(Region annotation records)
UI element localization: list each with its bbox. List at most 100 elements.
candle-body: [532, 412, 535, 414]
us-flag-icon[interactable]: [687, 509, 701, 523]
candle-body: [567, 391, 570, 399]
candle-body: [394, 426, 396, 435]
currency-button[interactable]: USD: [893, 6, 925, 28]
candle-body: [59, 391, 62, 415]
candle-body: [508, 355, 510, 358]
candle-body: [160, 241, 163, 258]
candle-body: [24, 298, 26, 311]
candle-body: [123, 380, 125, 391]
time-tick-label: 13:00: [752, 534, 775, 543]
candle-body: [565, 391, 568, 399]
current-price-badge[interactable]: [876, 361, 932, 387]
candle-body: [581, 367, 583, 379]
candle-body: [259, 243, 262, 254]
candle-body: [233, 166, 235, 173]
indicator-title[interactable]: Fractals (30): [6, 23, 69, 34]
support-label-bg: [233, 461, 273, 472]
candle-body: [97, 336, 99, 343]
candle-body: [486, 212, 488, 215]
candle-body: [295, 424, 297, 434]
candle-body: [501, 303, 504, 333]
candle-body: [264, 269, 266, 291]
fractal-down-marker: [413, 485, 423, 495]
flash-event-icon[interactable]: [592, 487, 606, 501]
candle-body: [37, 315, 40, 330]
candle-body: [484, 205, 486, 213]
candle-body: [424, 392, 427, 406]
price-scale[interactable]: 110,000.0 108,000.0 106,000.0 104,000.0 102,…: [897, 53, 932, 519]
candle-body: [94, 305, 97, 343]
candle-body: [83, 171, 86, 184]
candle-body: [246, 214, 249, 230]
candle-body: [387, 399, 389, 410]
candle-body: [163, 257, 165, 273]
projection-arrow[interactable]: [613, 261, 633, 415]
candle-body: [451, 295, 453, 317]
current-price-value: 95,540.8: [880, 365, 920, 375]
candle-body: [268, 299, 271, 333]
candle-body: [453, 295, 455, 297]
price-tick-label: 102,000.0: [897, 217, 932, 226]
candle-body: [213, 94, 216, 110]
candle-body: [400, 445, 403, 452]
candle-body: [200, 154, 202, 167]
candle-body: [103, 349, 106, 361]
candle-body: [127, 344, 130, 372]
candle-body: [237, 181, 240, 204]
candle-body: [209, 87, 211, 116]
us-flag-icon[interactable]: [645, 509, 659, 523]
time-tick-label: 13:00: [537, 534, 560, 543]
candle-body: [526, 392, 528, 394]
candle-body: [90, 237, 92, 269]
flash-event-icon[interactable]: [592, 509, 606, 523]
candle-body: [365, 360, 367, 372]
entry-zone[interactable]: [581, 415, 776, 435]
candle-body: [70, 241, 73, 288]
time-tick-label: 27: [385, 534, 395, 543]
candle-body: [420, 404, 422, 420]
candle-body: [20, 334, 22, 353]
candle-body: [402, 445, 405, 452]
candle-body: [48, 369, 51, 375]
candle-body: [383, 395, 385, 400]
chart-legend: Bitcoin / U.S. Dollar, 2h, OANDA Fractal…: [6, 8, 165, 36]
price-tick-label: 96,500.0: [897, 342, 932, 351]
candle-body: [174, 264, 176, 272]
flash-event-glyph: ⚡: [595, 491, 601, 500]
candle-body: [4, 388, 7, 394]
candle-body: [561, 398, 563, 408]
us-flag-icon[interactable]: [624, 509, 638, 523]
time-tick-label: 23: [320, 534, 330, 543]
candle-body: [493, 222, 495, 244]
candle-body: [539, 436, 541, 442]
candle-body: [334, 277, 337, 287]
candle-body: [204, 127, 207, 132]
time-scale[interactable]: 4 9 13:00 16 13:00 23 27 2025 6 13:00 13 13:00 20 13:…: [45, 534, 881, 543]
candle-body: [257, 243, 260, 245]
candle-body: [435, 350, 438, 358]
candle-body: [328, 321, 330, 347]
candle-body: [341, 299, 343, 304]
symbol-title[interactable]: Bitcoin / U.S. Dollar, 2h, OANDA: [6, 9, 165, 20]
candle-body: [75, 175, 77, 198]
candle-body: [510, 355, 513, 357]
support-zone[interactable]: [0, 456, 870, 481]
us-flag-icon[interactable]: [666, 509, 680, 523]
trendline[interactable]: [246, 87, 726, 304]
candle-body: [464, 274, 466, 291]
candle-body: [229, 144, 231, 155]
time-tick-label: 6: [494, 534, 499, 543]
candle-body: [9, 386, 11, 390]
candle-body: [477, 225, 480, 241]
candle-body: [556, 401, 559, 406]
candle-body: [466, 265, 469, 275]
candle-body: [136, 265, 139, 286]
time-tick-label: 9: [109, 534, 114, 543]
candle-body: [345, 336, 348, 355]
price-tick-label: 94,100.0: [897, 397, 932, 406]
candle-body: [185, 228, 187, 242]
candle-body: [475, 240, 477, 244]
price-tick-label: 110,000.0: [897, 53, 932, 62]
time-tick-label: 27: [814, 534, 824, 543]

* [Challenge] Reproduce all of the records above line for line, leaving every character unchanged.

* [The reply]
UI element localization: list each with its bbox. List at most 100 elements.
candle-body: [532, 412, 535, 414]
us-flag-icon[interactable]: [687, 509, 701, 523]
candle-body: [567, 391, 570, 399]
candle-body: [394, 426, 396, 435]
currency-button[interactable]: USD: [893, 6, 925, 28]
candle-body: [59, 391, 62, 415]
candle-body: [508, 355, 510, 358]
candle-body: [160, 241, 163, 258]
candle-body: [24, 298, 26, 311]
candle-body: [123, 380, 125, 391]
time-tick-label: 13:00: [752, 534, 775, 543]
candle-body: [565, 391, 568, 399]
current-price-badge[interactable]: [876, 361, 932, 387]
candle-body: [581, 367, 583, 379]
candle-body: [259, 243, 262, 254]
candle-body: [233, 166, 235, 173]
indicator-title[interactable]: Fractals (30): [6, 23, 69, 34]
support-label-bg: [233, 461, 273, 472]
candle-body: [97, 336, 99, 343]
candle-body: [486, 212, 488, 215]
candle-body: [295, 424, 297, 434]
candle-body: [501, 303, 504, 333]
candle-body: [264, 269, 266, 291]
fractal-down-marker: [413, 485, 423, 495]
flash-event-icon[interactable]: [592, 487, 606, 501]
candle-body: [37, 315, 40, 330]
candle-body: [484, 205, 486, 213]
candle-body: [424, 392, 427, 406]
price-scale[interactable]: 110,000.0 108,000.0 106,000.0 104,000.0 102,…: [897, 53, 932, 519]
candle-body: [94, 305, 97, 343]
candle-body: [83, 171, 86, 184]
candle-body: [246, 214, 249, 230]
candle-body: [387, 399, 389, 410]
candle-body: [163, 257, 165, 273]
projection-arrow[interactable]: [613, 261, 633, 415]
candle-body: [451, 295, 453, 317]
current-price-value: 95,540.8: [880, 365, 920, 375]
candle-body: [268, 299, 271, 333]
candle-body: [453, 295, 455, 297]
price-tick-label: 102,000.0: [897, 217, 932, 226]
candle-body: [213, 94, 216, 110]
candle-body: [400, 445, 403, 452]
candle-body: [200, 154, 202, 167]
candle-body: [103, 349, 106, 361]
candle-body: [127, 344, 130, 372]
candle-body: [237, 181, 240, 204]
candle-body: [209, 87, 211, 116]
us-flag-icon[interactable]: [645, 509, 659, 523]
time-tick-label: 13:00: [537, 534, 560, 543]
candle-body: [526, 392, 528, 394]
candle-body: [90, 237, 92, 269]
flash-event-icon[interactable]: [592, 509, 606, 523]
candle-body: [365, 360, 367, 372]
entry-zone[interactable]: [581, 415, 776, 435]
candle-body: [70, 241, 73, 288]
time-tick-label: 27: [385, 534, 395, 543]
candle-body: [420, 404, 422, 420]
candle-body: [20, 334, 22, 353]
candle-body: [402, 445, 405, 452]
candle-body: [48, 369, 51, 375]
candle-body: [383, 395, 385, 400]
chart-legend: Bitcoin / U.S. Dollar, 2h, OANDA Fractal…: [6, 8, 165, 36]
price-tick-label: 96,500.0: [897, 342, 932, 351]
candle-body: [174, 264, 176, 272]
flash-event-glyph: ⚡: [595, 491, 601, 500]
candle-body: [4, 388, 7, 394]
candle-body: [561, 398, 563, 408]
us-flag-icon[interactable]: [624, 509, 638, 523]
time-tick-label: 23: [320, 534, 330, 543]
candle-body: [493, 222, 495, 244]
candle-body: [539, 436, 541, 442]
candle-body: [334, 277, 337, 287]
candle-body: [204, 127, 207, 132]
time-scale[interactable]: 4 9 13:00 16 13:00 23 27 2025 6 13:00 13 13:00 20 13:…: [45, 534, 881, 543]
candle-body: [257, 243, 260, 245]
candle-body: [435, 350, 438, 358]
candle-body: [328, 321, 330, 347]
candle-body: [341, 299, 343, 304]
symbol-title[interactable]: Bitcoin / U.S. Dollar, 2h, OANDA: [6, 9, 165, 20]
candle-body: [75, 175, 77, 198]
candle-body: [510, 355, 513, 357]
support-zone[interactable]: [0, 456, 870, 481]
us-flag-icon[interactable]: [666, 509, 680, 523]
trendline[interactable]: [246, 87, 726, 304]
candle-body: [464, 274, 466, 291]
candle-body: [229, 144, 231, 155]
time-tick-label: 6: [494, 534, 499, 543]
candle-body: [9, 386, 11, 390]
candle-body: [477, 225, 480, 241]
candle-body: [556, 401, 559, 406]
candle-body: [466, 265, 469, 275]
candle-body: [136, 265, 139, 286]
time-tick-label: 9: [109, 534, 114, 543]
candle-body: [345, 336, 348, 355]
price-tick-label: 94,100.0: [897, 397, 932, 406]
candle-body: [185, 228, 187, 242]
candle-body: [475, 240, 477, 244]
price-tick-label: 110,000.0: [897, 53, 932, 62]
time-tick-label: 27: [814, 534, 824, 543]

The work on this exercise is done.